Exercise: Find how many lines of the listing include the string "Kettengasse", and report only that figure.

Records shown:
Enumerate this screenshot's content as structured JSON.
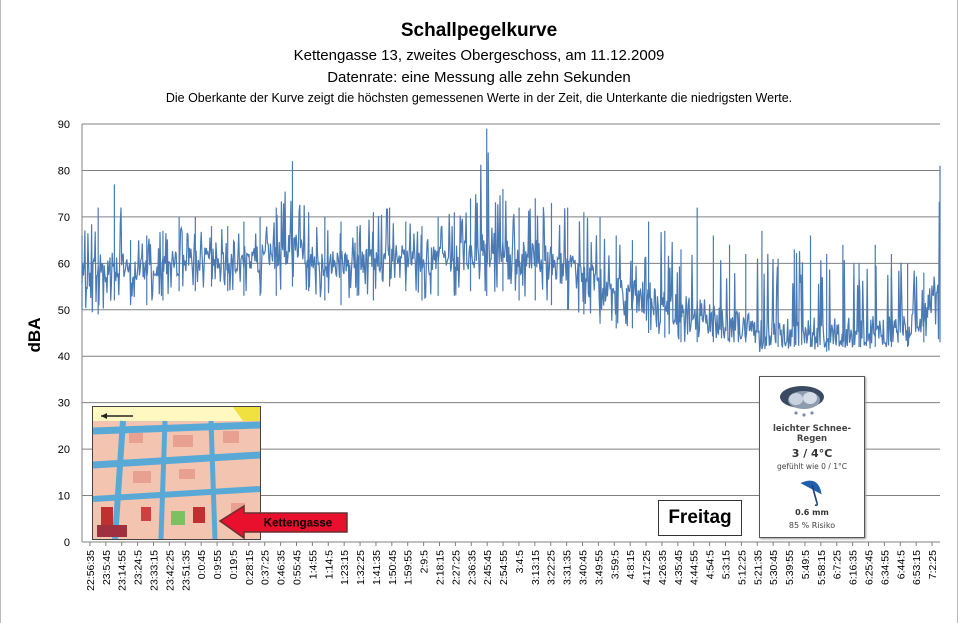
{
  "title": "Schallpegelkurve",
  "subtitle1": "Kettengasse 13, zweites Obergeschoss, am 11.12.2009",
  "subtitle2": "Datenrate: eine Messung alle zehn Sekunden",
  "subtitle3": "Die Oberkante der Kurve zeigt die höchsten gemessenen Werte  in der Zeit, die Unterkante  die niedrigsten Werte.",
  "map_inset": {
    "arrow_label": "Kettengasse"
  },
  "weather_widget": {
    "icon": "snow-rain-cloud-icon",
    "description": "leichter Schnee-Regen",
    "temperature": "3 / 4°C",
    "feels_like": "gefühlt wie 0 / 1°C",
    "rain_icon": "umbrella-icon",
    "precipitation": "0.6 mm",
    "risk": "85 % Risiko"
  },
  "day_label": "Freitag",
  "chart_data": {
    "type": "line",
    "title": "Schallpegelkurve",
    "xlabel": "",
    "ylabel": "dBA",
    "ylim": [
      0,
      90
    ],
    "yticks": [
      0,
      10,
      20,
      30,
      40,
      50,
      60,
      70,
      80,
      90
    ],
    "grid": true,
    "line_color": "#4a7ab4",
    "x_tick_labels": [
      "22:56:35",
      "23:5:45",
      "23:14:55",
      "23:24:5",
      "23:33:15",
      "23:42:25",
      "23:51:35",
      "0:0:45",
      "0:9:55",
      "0:19:5",
      "0:28:15",
      "0:37:25",
      "0:46:35",
      "0:55:45",
      "1:4:55",
      "1:14:5",
      "1:23:15",
      "1:32:25",
      "1:41:35",
      "1:50:45",
      "1:59:55",
      "2:9:5",
      "2:18:15",
      "2:27:25",
      "2:36:35",
      "2:45:45",
      "2:54:55",
      "3:4:5",
      "3:13:15",
      "3:22:25",
      "3:31:35",
      "3:40:45",
      "3:49:55",
      "3:59:5",
      "4:8:15",
      "4:17:25",
      "4:26:35",
      "4:35:45",
      "4:44:55",
      "4:54:5",
      "5:3:15",
      "5:12:25",
      "5:21:35",
      "5:30:45",
      "5:39:55",
      "5:49:5",
      "5:58:15",
      "6:7:25",
      "6:16:35",
      "6:25:45",
      "6:34:55",
      "6:44:5",
      "6:53:15",
      "7:2:25"
    ],
    "series": [
      {
        "x": [
          "22:56:35",
          "23:05:45",
          "23:14:55",
          "23:24:05",
          "23:33:15",
          "23:42:25",
          "23:51:35",
          "00:00:45",
          "00:09:55",
          "00:19:05",
          "00:28:15",
          "00:37:25",
          "00:46:35",
          "00:55:45",
          "01:04:55",
          "01:14:05",
          "01:23:15",
          "01:32:25",
          "01:41:35",
          "01:50:45",
          "01:59:55",
          "02:09:05",
          "02:18:15",
          "02:27:25",
          "02:36:35",
          "02:45:45",
          "02:54:55",
          "03:04:05",
          "03:13:15",
          "03:22:25",
          "03:31:35",
          "03:40:45",
          "03:49:55",
          "03:59:05",
          "04:08:15",
          "04:17:25",
          "04:26:35",
          "04:35:45",
          "04:44:55",
          "04:54:05",
          "05:03:15",
          "05:12:25",
          "05:21:35",
          "05:30:45",
          "05:39:55",
          "05:49:05",
          "05:58:15",
          "06:07:25",
          "06:16:35",
          "06:25:45",
          "06:34:55",
          "06:44:05",
          "06:53:15",
          "07:02:25"
        ],
        "max": [
          66,
          72,
          77,
          65,
          66,
          67,
          70,
          70,
          68,
          68,
          69,
          70,
          72,
          82,
          71,
          70,
          69,
          68,
          71,
          72,
          69,
          68,
          70,
          71,
          74,
          89,
          76,
          72,
          74,
          73,
          72,
          71,
          70,
          66,
          65,
          69,
          67,
          63,
          72,
          66,
          64,
          62,
          67,
          61,
          63,
          66,
          62,
          64,
          60,
          64,
          62,
          60,
          58,
          81
        ],
        "min": [
          50,
          49,
          52,
          51,
          51,
          52,
          54,
          54,
          55,
          54,
          53,
          53,
          53,
          55,
          54,
          52,
          51,
          53,
          52,
          55,
          54,
          52,
          53,
          53,
          54,
          53,
          54,
          52,
          52,
          51,
          50,
          49,
          47,
          46,
          46,
          45,
          44,
          43,
          43,
          43,
          43,
          43,
          42,
          42,
          42,
          42,
          41,
          42,
          42,
          42,
          42,
          42,
          43,
          43
        ],
        "mid": [
          57,
          59,
          60,
          58,
          59,
          60,
          60,
          61,
          61,
          60,
          61,
          61,
          62,
          63,
          61,
          60,
          60,
          60,
          61,
          62,
          61,
          60,
          61,
          61,
          62,
          63,
          62,
          61,
          61,
          60,
          59,
          57,
          55,
          54,
          53,
          52,
          51,
          50,
          49,
          48,
          47,
          46,
          45,
          45,
          45,
          45,
          45,
          45,
          45,
          45,
          45,
          46,
          48,
          58
        ]
      }
    ]
  }
}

Task result: 2